Every line that holds "height" should be shown.
-- Start of GIVEN RECORDS --
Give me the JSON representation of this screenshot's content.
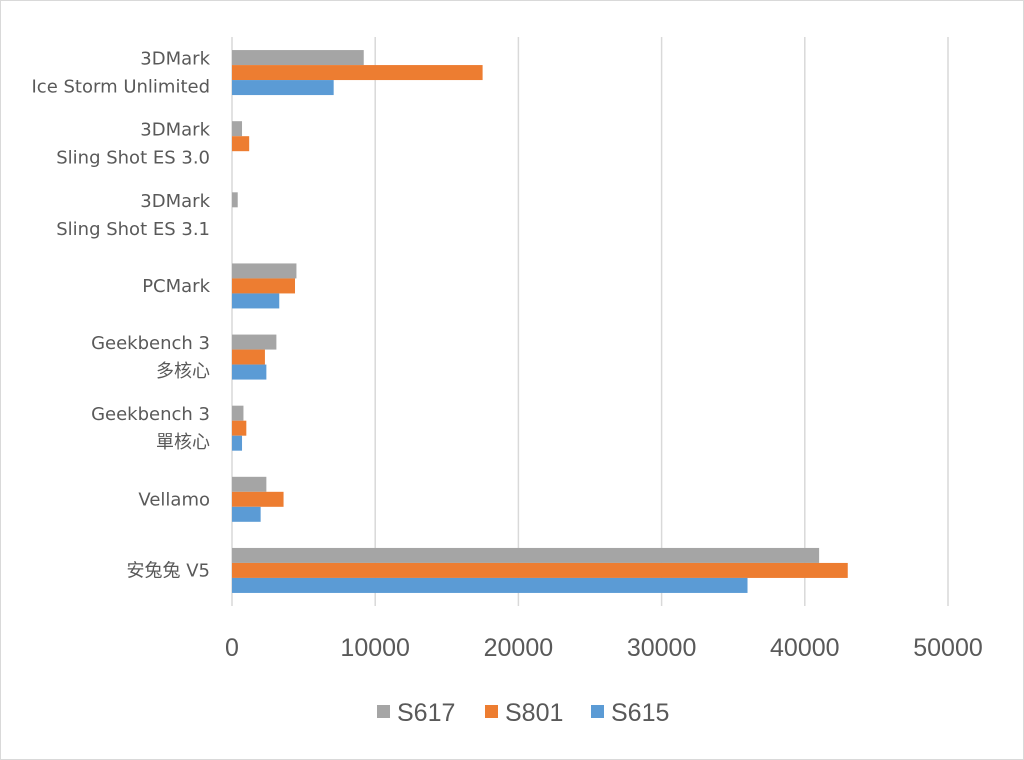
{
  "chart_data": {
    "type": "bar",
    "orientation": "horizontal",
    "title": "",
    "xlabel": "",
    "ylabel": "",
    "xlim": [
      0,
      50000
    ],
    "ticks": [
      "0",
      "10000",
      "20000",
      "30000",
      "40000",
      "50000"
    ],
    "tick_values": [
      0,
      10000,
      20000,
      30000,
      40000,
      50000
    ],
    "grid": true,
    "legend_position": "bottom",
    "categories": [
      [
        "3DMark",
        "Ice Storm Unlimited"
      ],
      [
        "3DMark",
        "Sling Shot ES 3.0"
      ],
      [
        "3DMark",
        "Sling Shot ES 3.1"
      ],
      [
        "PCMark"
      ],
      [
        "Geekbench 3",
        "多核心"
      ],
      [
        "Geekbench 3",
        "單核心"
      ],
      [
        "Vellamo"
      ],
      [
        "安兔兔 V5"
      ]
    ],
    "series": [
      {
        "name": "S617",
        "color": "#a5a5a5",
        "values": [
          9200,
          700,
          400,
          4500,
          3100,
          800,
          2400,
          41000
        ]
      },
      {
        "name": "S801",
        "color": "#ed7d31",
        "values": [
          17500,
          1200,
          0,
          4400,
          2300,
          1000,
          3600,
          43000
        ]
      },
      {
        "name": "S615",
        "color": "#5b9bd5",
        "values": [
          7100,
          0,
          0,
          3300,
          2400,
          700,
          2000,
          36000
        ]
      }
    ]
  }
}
-- End of GIVEN RECORDS --
-- Start of GIVEN RECORDS --
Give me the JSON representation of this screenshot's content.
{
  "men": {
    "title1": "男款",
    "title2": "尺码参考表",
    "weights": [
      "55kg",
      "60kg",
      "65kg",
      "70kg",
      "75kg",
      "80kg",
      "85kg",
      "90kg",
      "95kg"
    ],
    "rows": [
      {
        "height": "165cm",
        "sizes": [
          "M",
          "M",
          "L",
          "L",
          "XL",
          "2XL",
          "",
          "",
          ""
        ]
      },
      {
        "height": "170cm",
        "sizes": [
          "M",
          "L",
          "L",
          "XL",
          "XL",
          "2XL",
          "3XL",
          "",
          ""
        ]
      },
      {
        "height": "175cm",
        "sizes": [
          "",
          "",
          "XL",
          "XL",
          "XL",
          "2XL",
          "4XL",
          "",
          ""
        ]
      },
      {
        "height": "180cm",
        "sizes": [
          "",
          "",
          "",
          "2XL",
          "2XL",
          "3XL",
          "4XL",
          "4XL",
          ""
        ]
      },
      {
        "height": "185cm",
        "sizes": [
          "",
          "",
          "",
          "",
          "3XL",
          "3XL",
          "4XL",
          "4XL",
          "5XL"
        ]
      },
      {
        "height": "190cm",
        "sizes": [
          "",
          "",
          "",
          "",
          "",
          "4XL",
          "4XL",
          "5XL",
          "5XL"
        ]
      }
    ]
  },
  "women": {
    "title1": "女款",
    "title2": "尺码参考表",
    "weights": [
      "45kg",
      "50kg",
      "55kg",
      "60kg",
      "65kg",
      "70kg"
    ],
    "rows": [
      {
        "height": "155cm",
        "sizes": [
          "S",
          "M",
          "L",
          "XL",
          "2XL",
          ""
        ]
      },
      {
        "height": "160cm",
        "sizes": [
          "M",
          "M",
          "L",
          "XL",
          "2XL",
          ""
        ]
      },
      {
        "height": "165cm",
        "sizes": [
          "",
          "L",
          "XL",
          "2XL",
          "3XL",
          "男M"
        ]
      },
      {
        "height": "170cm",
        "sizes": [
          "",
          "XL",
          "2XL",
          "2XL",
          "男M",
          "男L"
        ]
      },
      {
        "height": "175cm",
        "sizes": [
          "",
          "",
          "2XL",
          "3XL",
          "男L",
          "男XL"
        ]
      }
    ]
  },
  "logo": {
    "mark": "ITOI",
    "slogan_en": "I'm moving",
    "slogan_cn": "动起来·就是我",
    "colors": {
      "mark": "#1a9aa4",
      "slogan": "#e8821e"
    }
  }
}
-- End of GIVEN RECORDS --
» **RIGHT ANSWER**:
        "height": "165cm",
        "height": "170cm",
        "height": "175cm",
        "height": "180cm",
        "height": "185cm",
        "height": "190cm",
        "height": "155cm",
        "height": "160cm",
        "height": "165cm",
        "height": "170cm",
        "height": "175cm",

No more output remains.